Examine each line of the data. Copy those that contain the string "name".

## MATERIALS PROVIDED
►
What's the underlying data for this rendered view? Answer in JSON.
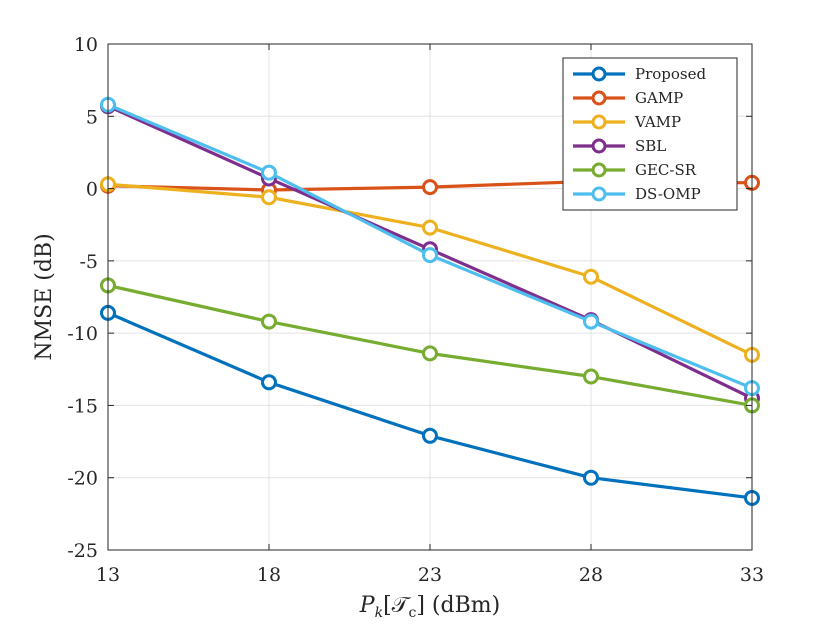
{
  "chart_data": {
    "type": "line",
    "title": "",
    "xlabel_main": "P",
    "xlabel_sub": "k",
    "xlabel_bracket": "[𝒯",
    "xlabel_sub2": "c",
    "xlabel_tail": "] (dBm)",
    "ylabel": "NMSE (dB)",
    "x": [
      13,
      18,
      23,
      28,
      33
    ],
    "xlim": [
      13,
      33
    ],
    "ylim": [
      -25,
      10
    ],
    "xticks": [
      "13",
      "18",
      "23",
      "28",
      "33"
    ],
    "yticks": [
      "-25",
      "-20",
      "-15",
      "-10",
      "-5",
      "0",
      "5",
      "10"
    ],
    "grid": true,
    "legend_position": "top-right",
    "series": [
      {
        "name": "Proposed",
        "color": "#0072BD",
        "values": [
          -8.6,
          -13.4,
          -17.1,
          -20.0,
          -21.4
        ]
      },
      {
        "name": "GAMP",
        "color": "#D95319",
        "values": [
          0.2,
          -0.1,
          0.1,
          0.5,
          0.4
        ]
      },
      {
        "name": "VAMP",
        "color": "#EDB120",
        "values": [
          0.3,
          -0.6,
          -2.7,
          -6.1,
          -11.5
        ]
      },
      {
        "name": "SBL",
        "color": "#7E2F8E",
        "values": [
          5.7,
          0.7,
          -4.2,
          -9.1,
          -14.5
        ]
      },
      {
        "name": "GEC-SR",
        "color": "#77AC30",
        "values": [
          -6.7,
          -9.2,
          -11.4,
          -13.0,
          -15.0
        ]
      },
      {
        "name": "DS-OMP",
        "color": "#4DBEEE",
        "values": [
          5.8,
          1.1,
          -4.6,
          -9.2,
          -13.8
        ]
      }
    ]
  }
}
◄
## EXERCISE SOLUTION
        "name": "Proposed",
        "name": "GAMP",
        "name": "VAMP",
        "name": "SBL",
        "name": "GEC-SR",
        "name": "DS-OMP",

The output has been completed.